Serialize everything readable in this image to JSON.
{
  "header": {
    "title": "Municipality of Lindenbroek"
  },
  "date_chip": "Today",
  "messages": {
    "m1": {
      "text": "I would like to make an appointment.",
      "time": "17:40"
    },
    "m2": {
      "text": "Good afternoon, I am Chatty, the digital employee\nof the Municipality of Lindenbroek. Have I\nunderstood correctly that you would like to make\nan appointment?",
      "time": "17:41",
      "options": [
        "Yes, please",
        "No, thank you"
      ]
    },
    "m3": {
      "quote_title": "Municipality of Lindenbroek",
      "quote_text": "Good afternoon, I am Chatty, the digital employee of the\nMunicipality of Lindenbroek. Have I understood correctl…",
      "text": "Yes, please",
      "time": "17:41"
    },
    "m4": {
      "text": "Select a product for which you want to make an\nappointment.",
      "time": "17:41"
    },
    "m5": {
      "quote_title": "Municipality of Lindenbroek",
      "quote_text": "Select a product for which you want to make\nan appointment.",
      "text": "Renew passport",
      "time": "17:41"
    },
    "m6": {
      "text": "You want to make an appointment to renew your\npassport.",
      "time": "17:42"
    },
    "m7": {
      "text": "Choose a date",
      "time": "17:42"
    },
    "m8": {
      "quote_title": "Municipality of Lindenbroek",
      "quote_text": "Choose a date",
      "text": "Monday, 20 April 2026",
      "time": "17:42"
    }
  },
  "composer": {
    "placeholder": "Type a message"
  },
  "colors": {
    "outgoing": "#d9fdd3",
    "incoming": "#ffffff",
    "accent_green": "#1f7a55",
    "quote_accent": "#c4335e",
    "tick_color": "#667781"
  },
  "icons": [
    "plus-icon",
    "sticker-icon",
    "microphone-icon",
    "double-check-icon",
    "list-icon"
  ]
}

→ **THE TASK**
Gather every line from the entries above where the word "employee" appears, and copy them.

→ **EXERCISE OUTPUT**
      "text": "Good afternoon, I am Chatty, the digital employee\nof the Municipality of Lindenbroek. Have I\nunderstood correctly that you would like to make\nan appointment?",
      "quote_text": "Good afternoon, I am Chatty, the digital employee of the\nMunicipality of Lindenbroek. Have I understood correctl…",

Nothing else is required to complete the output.